Challenge.
Check each line of the listing below for the string "title", and give only how many lines hold it.

· · · · · · ·

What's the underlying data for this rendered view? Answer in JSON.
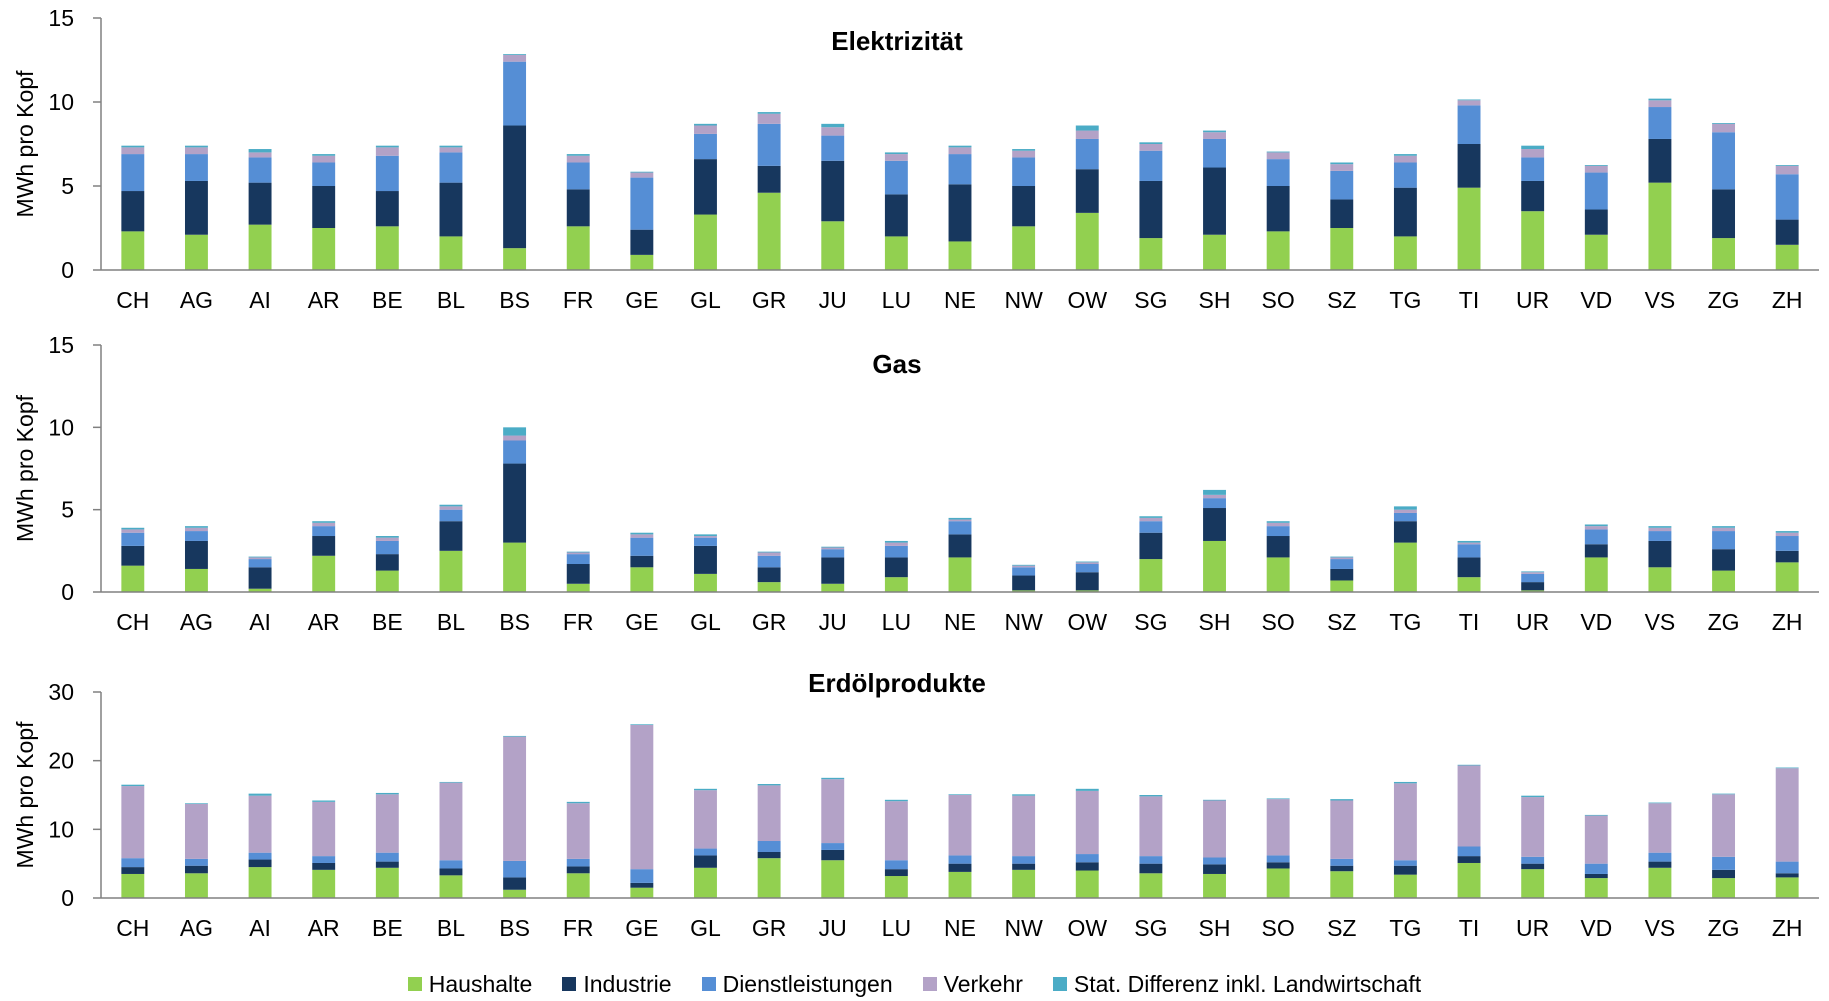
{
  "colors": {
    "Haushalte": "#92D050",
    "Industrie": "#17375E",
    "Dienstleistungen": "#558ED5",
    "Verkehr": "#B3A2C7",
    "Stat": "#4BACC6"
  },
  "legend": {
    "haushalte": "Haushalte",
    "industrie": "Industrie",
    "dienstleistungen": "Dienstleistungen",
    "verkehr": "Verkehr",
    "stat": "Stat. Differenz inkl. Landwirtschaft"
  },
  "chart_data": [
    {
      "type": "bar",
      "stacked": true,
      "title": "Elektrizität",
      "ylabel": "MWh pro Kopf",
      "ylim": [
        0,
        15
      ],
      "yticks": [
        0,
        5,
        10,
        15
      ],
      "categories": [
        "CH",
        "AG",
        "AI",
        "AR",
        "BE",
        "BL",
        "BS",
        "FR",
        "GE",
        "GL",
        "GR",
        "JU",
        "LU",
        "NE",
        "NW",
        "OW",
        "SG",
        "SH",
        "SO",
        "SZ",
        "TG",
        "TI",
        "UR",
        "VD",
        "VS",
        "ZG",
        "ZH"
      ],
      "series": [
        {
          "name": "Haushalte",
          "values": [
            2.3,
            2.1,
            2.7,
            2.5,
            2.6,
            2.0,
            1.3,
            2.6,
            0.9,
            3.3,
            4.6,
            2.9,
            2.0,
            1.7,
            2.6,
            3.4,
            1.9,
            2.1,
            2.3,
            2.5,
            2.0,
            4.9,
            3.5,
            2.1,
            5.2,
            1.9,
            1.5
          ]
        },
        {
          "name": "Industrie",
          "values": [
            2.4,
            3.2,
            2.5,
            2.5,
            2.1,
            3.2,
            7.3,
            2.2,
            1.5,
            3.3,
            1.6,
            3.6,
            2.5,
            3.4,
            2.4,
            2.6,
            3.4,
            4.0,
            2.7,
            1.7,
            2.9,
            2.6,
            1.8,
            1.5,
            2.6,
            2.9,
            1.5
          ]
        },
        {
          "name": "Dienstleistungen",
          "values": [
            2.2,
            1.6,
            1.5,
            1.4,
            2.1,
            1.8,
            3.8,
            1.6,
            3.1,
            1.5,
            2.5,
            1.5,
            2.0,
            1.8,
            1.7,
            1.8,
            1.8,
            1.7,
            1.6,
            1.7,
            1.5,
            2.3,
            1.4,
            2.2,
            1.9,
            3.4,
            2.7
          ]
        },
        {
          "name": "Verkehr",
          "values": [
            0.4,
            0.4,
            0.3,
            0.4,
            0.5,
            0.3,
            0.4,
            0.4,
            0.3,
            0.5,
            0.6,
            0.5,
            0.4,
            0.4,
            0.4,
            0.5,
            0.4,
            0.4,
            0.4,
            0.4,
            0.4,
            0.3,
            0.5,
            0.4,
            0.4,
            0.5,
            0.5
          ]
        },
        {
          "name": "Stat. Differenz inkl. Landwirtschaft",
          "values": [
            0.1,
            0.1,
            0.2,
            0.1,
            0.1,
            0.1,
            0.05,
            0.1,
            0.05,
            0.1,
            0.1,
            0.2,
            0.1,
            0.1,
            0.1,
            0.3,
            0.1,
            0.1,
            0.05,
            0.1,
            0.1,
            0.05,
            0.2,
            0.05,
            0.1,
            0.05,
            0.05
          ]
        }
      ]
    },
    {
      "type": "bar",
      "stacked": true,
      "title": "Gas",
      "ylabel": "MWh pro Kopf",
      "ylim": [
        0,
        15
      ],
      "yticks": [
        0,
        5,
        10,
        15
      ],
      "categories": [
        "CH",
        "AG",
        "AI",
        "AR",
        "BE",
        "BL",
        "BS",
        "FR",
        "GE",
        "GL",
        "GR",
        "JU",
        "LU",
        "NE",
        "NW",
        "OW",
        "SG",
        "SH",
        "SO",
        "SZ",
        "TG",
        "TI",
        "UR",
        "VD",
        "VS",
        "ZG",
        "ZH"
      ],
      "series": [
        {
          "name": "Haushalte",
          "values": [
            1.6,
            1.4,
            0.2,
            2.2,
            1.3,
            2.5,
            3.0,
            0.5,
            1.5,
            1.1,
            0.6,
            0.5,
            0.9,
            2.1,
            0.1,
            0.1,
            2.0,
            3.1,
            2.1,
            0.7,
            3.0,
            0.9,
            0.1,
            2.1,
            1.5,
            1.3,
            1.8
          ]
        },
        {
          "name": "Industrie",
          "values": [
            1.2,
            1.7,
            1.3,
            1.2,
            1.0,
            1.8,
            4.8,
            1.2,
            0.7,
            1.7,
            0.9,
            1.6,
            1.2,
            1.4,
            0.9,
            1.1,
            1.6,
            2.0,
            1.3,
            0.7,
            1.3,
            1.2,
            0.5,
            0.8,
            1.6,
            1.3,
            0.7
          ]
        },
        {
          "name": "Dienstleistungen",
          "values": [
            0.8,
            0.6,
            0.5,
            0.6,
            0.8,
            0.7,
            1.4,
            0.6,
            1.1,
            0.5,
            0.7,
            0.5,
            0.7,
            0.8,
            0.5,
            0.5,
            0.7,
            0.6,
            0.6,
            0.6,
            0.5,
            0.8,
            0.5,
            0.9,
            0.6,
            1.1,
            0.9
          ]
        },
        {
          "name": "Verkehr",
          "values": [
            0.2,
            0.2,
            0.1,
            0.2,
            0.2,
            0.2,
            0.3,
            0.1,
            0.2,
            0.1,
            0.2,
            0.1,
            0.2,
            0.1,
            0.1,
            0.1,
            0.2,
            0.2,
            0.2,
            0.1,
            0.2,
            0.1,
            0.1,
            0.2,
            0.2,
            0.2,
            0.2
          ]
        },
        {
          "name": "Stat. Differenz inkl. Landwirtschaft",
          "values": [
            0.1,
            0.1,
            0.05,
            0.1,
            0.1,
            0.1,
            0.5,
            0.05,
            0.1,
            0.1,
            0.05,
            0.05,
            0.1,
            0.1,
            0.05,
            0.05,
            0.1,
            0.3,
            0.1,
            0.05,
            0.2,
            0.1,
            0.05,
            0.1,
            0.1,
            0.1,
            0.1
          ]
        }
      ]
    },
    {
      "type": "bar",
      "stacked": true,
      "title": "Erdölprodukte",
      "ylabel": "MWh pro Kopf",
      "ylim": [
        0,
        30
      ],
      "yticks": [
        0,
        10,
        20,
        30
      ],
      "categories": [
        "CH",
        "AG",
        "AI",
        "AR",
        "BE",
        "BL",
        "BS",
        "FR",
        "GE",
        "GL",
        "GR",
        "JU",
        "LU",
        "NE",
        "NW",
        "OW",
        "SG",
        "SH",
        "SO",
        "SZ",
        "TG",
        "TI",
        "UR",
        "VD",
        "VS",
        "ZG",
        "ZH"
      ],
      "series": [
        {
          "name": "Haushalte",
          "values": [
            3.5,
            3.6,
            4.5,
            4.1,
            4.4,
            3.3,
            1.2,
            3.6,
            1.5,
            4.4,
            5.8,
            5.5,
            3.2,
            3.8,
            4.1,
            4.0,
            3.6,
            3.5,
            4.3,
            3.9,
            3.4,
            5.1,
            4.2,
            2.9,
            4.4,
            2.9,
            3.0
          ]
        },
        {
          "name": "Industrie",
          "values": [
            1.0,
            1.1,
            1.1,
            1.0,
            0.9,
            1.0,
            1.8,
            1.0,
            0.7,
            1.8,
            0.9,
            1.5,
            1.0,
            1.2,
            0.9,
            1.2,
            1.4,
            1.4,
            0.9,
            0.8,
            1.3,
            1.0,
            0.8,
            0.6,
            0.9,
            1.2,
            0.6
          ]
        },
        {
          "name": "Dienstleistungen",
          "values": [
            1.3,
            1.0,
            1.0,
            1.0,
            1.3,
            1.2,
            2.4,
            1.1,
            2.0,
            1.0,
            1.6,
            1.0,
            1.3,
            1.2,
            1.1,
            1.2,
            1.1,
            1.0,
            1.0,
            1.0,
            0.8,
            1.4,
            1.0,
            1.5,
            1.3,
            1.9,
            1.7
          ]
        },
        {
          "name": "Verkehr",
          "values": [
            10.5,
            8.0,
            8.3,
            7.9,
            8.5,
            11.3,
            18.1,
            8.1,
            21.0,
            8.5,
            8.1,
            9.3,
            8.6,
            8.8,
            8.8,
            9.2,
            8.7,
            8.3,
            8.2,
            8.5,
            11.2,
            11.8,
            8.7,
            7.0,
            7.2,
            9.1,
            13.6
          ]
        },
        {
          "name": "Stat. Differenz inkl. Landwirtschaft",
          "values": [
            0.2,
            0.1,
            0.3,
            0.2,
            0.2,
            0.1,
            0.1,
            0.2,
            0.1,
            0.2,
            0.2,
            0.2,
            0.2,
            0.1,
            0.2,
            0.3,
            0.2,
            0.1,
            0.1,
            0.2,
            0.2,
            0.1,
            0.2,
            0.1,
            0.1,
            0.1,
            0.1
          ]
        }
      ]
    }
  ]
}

· · · · · · ·

Solved problem.
3